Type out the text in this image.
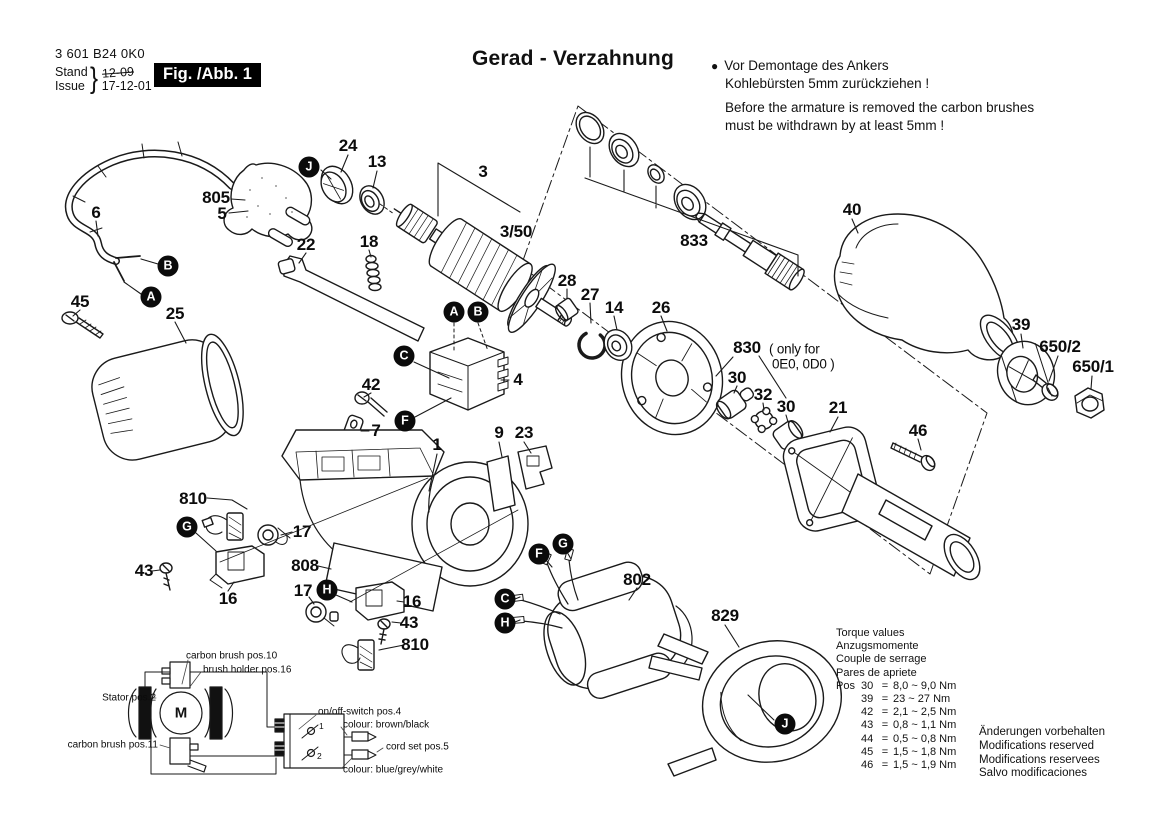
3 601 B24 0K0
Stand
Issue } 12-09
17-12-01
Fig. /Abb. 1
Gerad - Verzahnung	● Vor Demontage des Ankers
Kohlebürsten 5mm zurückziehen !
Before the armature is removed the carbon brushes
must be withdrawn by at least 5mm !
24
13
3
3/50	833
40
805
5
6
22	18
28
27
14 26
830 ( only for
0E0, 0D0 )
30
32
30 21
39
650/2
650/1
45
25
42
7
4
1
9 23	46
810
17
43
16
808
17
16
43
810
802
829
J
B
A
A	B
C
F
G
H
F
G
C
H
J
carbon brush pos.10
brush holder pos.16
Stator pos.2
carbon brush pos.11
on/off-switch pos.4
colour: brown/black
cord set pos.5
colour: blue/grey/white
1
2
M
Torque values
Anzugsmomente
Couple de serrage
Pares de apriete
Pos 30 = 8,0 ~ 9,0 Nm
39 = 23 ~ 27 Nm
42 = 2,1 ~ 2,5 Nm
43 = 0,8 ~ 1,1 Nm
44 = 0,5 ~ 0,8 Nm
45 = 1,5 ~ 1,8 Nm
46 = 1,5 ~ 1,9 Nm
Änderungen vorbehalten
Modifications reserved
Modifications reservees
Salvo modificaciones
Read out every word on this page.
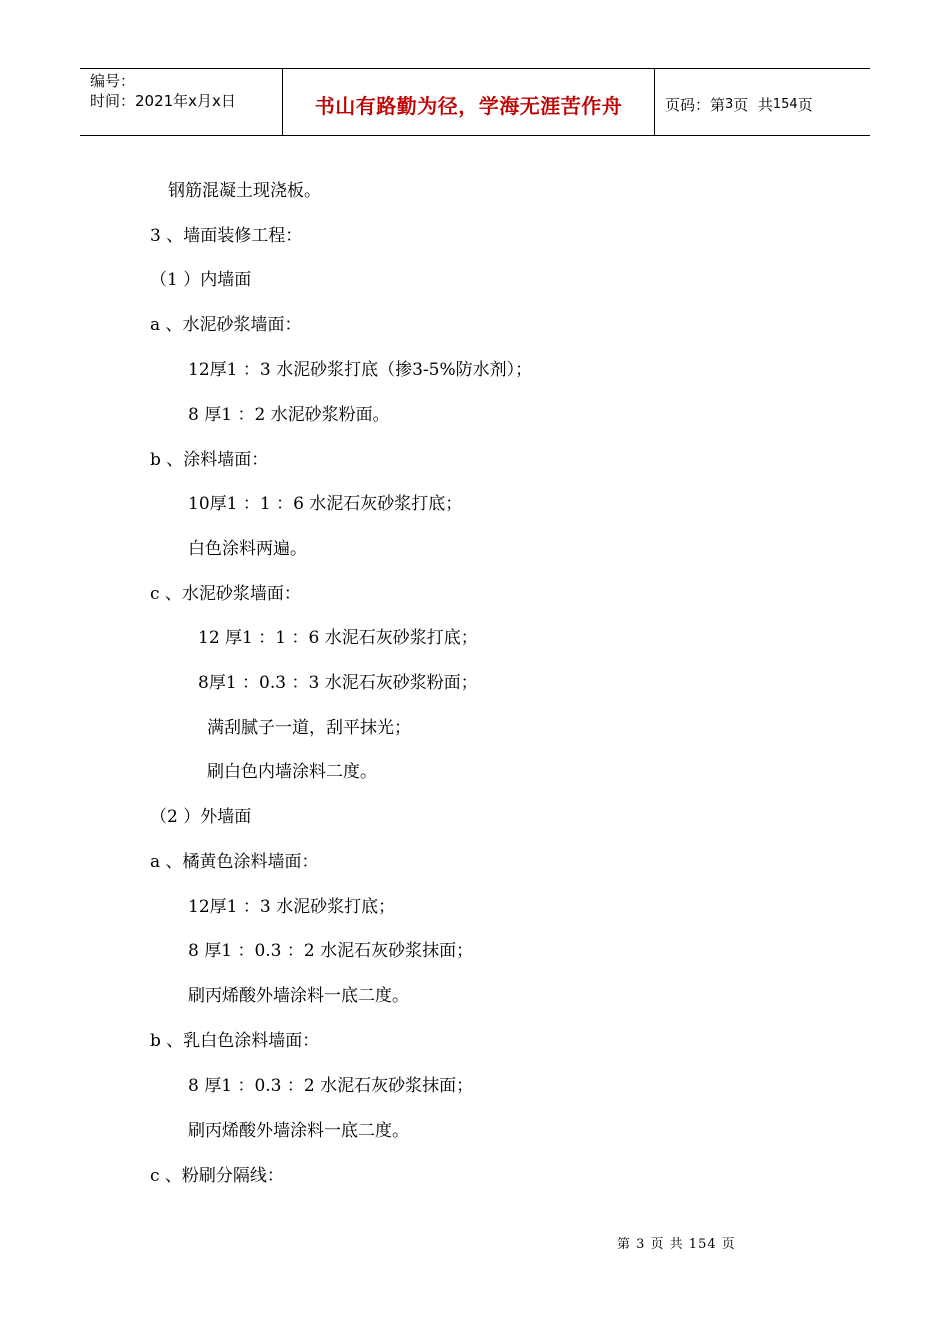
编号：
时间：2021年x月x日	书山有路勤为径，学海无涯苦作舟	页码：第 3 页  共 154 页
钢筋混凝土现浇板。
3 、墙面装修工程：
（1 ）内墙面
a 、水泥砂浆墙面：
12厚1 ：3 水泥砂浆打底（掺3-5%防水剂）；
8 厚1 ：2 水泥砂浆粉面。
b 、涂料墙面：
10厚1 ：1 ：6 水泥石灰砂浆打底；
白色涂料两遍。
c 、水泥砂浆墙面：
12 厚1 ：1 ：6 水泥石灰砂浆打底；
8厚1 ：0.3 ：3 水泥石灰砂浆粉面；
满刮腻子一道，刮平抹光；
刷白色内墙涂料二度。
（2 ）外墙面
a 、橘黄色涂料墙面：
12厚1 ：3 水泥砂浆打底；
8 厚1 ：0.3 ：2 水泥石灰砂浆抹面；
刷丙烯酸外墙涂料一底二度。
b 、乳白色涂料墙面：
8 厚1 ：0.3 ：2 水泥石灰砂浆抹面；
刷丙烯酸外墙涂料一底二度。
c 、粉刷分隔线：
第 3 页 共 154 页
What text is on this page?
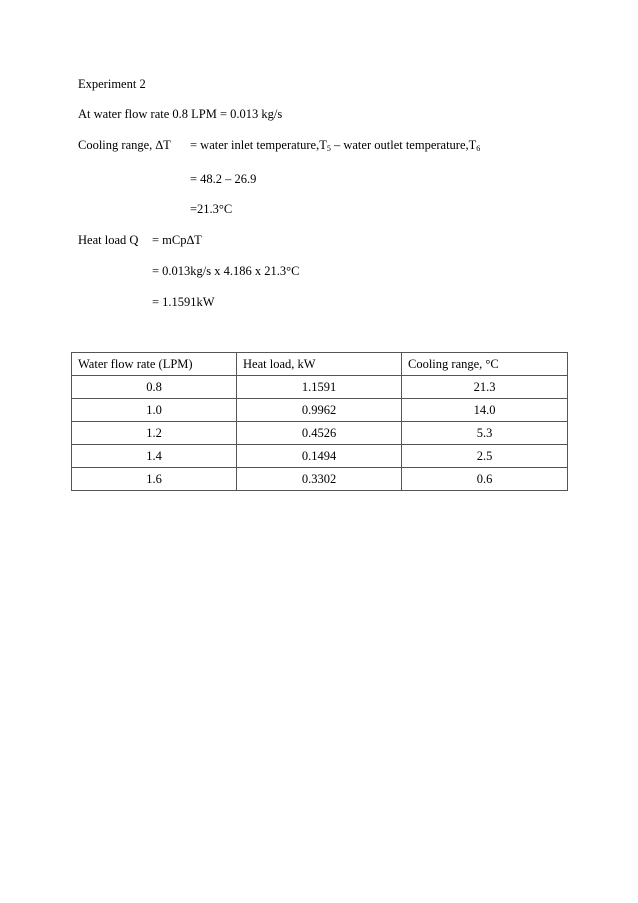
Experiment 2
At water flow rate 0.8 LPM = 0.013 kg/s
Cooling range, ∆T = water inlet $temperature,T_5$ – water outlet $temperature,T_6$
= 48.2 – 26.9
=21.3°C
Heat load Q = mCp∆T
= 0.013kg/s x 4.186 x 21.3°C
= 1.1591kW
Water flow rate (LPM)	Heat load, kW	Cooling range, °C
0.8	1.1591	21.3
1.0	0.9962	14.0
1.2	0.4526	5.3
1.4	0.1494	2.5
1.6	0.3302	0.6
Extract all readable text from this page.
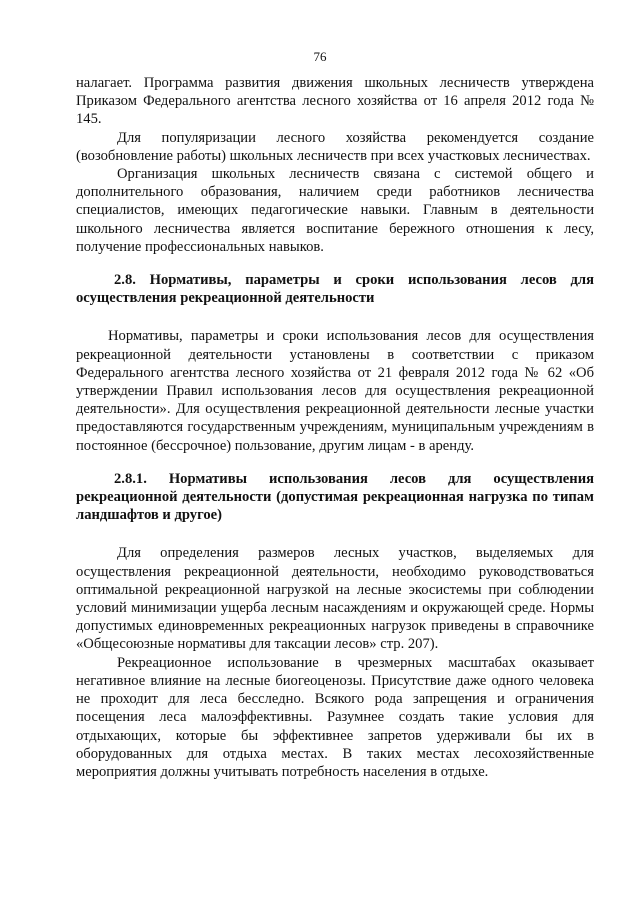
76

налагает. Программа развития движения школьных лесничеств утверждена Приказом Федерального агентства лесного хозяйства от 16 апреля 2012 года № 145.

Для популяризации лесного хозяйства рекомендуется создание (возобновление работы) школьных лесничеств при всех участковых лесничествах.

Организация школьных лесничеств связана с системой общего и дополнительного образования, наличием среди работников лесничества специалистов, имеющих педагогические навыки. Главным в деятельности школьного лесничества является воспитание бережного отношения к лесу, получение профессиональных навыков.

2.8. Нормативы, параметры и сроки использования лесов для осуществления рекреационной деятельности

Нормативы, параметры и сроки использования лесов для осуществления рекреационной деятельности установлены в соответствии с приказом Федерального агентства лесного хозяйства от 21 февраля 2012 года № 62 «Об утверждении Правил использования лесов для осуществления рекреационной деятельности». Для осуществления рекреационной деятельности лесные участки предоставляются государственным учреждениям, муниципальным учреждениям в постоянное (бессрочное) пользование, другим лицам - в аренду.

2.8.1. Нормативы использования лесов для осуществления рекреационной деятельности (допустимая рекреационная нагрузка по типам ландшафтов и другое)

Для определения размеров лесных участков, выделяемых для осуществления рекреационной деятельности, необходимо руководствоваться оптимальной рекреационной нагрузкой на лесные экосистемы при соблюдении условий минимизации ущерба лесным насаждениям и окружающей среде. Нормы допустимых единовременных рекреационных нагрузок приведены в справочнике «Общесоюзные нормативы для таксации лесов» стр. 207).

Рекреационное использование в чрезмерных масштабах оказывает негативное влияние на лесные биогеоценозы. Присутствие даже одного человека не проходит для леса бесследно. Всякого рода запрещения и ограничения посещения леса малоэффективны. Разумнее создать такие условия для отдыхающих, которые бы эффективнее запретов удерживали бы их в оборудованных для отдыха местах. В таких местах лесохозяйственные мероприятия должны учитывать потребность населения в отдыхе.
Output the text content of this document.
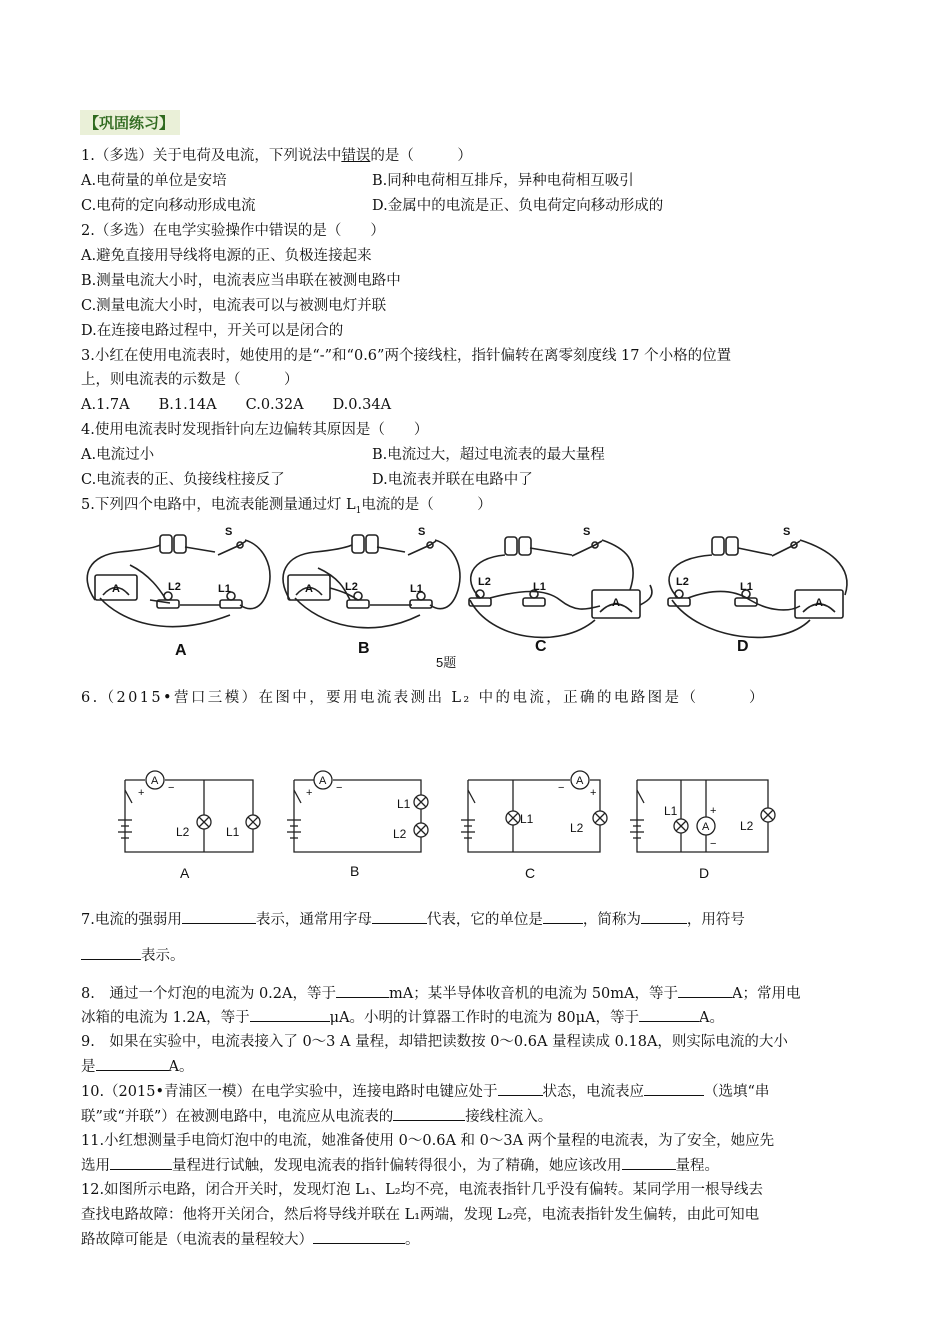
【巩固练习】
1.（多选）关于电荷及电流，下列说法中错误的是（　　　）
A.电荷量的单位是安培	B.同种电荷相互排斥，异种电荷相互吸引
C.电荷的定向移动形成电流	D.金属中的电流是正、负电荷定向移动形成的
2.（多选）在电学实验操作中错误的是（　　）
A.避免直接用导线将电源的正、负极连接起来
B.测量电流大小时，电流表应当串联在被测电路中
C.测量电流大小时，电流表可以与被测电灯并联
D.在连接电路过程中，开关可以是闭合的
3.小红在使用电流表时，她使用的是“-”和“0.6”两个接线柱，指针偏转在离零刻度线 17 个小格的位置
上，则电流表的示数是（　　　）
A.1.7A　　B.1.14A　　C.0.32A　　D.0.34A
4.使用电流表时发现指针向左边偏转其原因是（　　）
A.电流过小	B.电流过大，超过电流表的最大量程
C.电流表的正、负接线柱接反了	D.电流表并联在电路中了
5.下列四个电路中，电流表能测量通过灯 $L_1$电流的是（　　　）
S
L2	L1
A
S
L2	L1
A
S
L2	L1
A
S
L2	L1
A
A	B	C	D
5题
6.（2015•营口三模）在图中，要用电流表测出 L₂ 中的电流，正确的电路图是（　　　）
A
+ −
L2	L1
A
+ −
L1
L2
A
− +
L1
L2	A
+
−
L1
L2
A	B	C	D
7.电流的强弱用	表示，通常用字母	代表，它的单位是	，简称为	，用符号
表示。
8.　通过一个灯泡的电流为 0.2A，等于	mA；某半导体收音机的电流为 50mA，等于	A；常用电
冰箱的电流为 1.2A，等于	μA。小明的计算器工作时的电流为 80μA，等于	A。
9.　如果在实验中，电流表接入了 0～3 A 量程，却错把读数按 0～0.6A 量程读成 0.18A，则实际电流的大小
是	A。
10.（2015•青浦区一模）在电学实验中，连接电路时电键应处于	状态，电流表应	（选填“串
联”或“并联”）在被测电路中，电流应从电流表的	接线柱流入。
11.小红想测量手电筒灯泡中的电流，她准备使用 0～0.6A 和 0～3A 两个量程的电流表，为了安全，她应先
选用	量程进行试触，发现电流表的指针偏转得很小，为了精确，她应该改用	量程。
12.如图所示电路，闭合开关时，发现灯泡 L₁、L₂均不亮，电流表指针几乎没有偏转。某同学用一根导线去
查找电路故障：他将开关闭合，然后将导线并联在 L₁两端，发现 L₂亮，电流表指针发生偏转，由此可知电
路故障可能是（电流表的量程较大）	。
= = = = = = =
→ BRIEF
Transcribe the listing in full. Omit the pictures and keep every line exact.

→ SOLUTION TO THIS PROBLEM
Type out the text in this image.
3 601 B24 0K0
Stand
Issue } 12-09
17-12-01
Fig. /Abb. 1
Gerad - Verzahnung	● Vor Demontage des Ankers
Kohlebürsten 5mm zurückziehen !
Before the armature is removed the carbon brushes
must be withdrawn by at least 5mm !
24
13
3
3/50	833
40
805
5
6
22	18
28
27
14 26
830 ( only for
0E0, 0D0 )
30
32
30 21
39
650/2
650/1
45
25
42
7
4
1
9 23	46
810
17
43
16
808
17
16
43
810
802
829
J
B
A
A	B
C
F
G
H
F
G
C
H
J
carbon brush pos.10
brush holder pos.16
Stator pos.2
carbon brush pos.11
on/off-switch pos.4
colour: brown/black
cord set pos.5
colour: blue/grey/white
1
2
M
Torque values
Anzugsmomente
Couple de serrage
Pares de apriete
Pos 30 = 8,0 ~ 9,0 Nm
39 = 23 ~ 27 Nm
42 = 2,1 ~ 2,5 Nm
43 = 0,8 ~ 1,1 Nm
44 = 0,5 ~ 0,8 Nm
45 = 1,5 ~ 1,8 Nm
46 = 1,5 ~ 1,9 Nm
Änderungen vorbehalten
Modifications reserved
Modifications reservees
Salvo modificaciones
Read out every word on this page.
编号：
时间：2021年x月x日	书山有路勤为径，学海无涯苦作舟	页码：第 3 页  共 154 页
钢筋混凝土现浇板。
3 、墙面装修工程：
（1 ）内墙面
a 、水泥砂浆墙面：
12厚1 ：3 水泥砂浆打底（掺3-5%防水剂）；
8 厚1 ：2 水泥砂浆粉面。
b 、涂料墙面：
10厚1 ：1 ：6 水泥石灰砂浆打底；
白色涂料两遍。
c 、水泥砂浆墙面：
12 厚1 ：1 ：6 水泥石灰砂浆打底；
8厚1 ：0.3 ：3 水泥石灰砂浆粉面；
满刮腻子一道，刮平抹光；
刷白色内墙涂料二度。
（2 ）外墙面
a 、橘黄色涂料墙面：
12厚1 ：3 水泥砂浆打底；
8 厚1 ：0.3 ：2 水泥石灰砂浆抹面；
刷丙烯酸外墙涂料一底二度。
b 、乳白色涂料墙面：
8 厚1 ：0.3 ：2 水泥石灰砂浆抹面；
刷丙烯酸外墙涂料一底二度。
c 、粉刷分隔线：
第 3 页 共 154 页
What text is on this page?
Experiment 2
At water flow rate 0.8 LPM = 0.013 kg/s
Cooling range, ∆T = water inlet $temperature,T_5$ – water outlet $temperature,T_6$
= 48.2 – 26.9
=21.3°C
Heat load Q = mCp∆T
= 0.013kg/s x 4.186 x 21.3°C
= 1.1591kW
Water flow rate (LPM)	Heat load, kW	Cooling range, °C
0.8	1.1591	21.3
1.0	0.9962	14.0
1.2	0.4526	5.3
1.4	0.1494	2.5
1.6	0.3302	0.6
Extract all readable text from this page.
76

налагает. Программа развития движения школьных лесничеств утверждена Приказом Федерального агентства лесного хозяйства от 16 апреля 2012 года № 145.

Для популяризации лесного хозяйства рекомендуется создание (возобновление работы) школьных лесничеств при всех участковых лесничествах.

Организация школьных лесничеств связана с системой общего и дополнительного образования, наличием среди работников лесничества специалистов, имеющих педагогические навыки. Главным в деятельности школьного лесничества является воспитание бережного отношения к лесу, получение профессиональных навыков.

2.8. Нормативы, параметры и сроки использования лесов для осуществления рекреационной деятельности

Нормативы, параметры и сроки использования лесов для осуществления рекреационной деятельности установлены в соответствии с приказом Федерального агентства лесного хозяйства от 21 февраля 2012 года № 62 «Об утверждении Правил использования лесов для осуществления рекреационной деятельности». Для осуществления рекреационной деятельности лесные участки предоставляются государственным учреждениям, муниципальным учреждениям в постоянное (бессрочное) пользование, другим лицам - в аренду.

2.8.1. Нормативы использования лесов для осуществления рекреационной деятельности (допустимая рекреационная нагрузка по типам ландшафтов и другое)

Для определения размеров лесных участков, выделяемых для осуществления рекреационной деятельности, необходимо руководствоваться оптимальной рекреационной нагрузкой на лесные экосистемы при соблюдении условий минимизации ущерба лесным насаждениям и окружающей среде. Нормы допустимых единовременных рекреационных нагрузок приведены в справочнике «Общесоюзные нормативы для таксации лесов» стр. 207).

Рекреационное использование в чрезмерных масштабах оказывает негативное влияние на лесные биогеоценозы. Присутствие даже одного человека не проходит для леса бесследно. Всякого рода запрещения и ограничения посещения леса малоэффективны. Разумнее создать такие условия для отдыхающих, которые бы эффективнее запретов удерживали бы их в оборудованных для отдыха местах. В таких местах лесохозяйственные мероприятия должны учитывать потребность населения в отдыхе.
Output the text content of this document.
【巩固练习】
1.（多选）关于电荷及电流，下列说法中错误的是（　　　）
A.电荷量的单位是安培	B.同种电荷相互排斥，异种电荷相互吸引
C.电荷的定向移动形成电流	D.金属中的电流是正、负电荷定向移动形成的
2.（多选）在电学实验操作中错误的是（　　）
A.避免直接用导线将电源的正、负极连接起来
B.测量电流大小时，电流表应当串联在被测电路中
C.测量电流大小时，电流表可以与被测电灯并联
D.在连接电路过程中，开关可以是闭合的
3.小红在使用电流表时，她使用的是“-”和“0.6”两个接线柱，指针偏转在离零刻度线 17 个小格的位置
上，则电流表的示数是（　　　）
A.1.7A　　B.1.14A　　C.0.32A　　D.0.34A
4.使用电流表时发现指针向左边偏转其原因是（　　）
A.电流过小	B.电流过大，超过电流表的最大量程
C.电流表的正、负接线柱接反了	D.电流表并联在电路中了
5.下列四个电路中，电流表能测量通过灯 $L_1$电流的是（　　　）
S
L2	L1
A
S
L2	L1
A
S
L2	L1
A
S
L2	L1
A
A	B	C	D
5题
6.（2015•营口三模）在图中，要用电流表测出 L₂ 中的电流，正确的电路图是（　　　）
A
+ −
L2	L1
A
+ −
L1
L2
A
− +
L1
L2	A
+
−
L1
L2
A	B	C	D
7.电流的强弱用	表示，通常用字母	代表，它的单位是	，简称为	，用符号
表示。
8.　通过一个灯泡的电流为 0.2A，等于	mA；某半导体收音机的电流为 50mA，等于	A；常用电
冰箱的电流为 1.2A，等于	μA。小明的计算器工作时的电流为 80μA，等于	A。
9.　如果在实验中，电流表接入了 0～3 A 量程，却错把读数按 0～0.6A 量程读成 0.18A，则实际电流的大小
是	A。
10.（2015•青浦区一模）在电学实验中，连接电路时电键应处于	状态，电流表应	（选填“串
联”或“并联”）在被测电路中，电流应从电流表的	接线柱流入。
11.小红想测量手电筒灯泡中的电流，她准备使用 0～0.6A 和 0～3A 两个量程的电流表，为了安全，她应先
选用	量程进行试触，发现电流表的指针偏转得很小，为了精确，她应该改用	量程。
12.如图所示电路，闭合开关时，发现灯泡 L₁、L₂均不亮，电流表指针几乎没有偏转。某同学用一根导线去
查找电路故障：他将开关闭合，然后将导线并联在 L₁两端，发现 L₂亮，电流表指针发生偏转，由此可知电
路故障可能是（电流表的量程较大）	。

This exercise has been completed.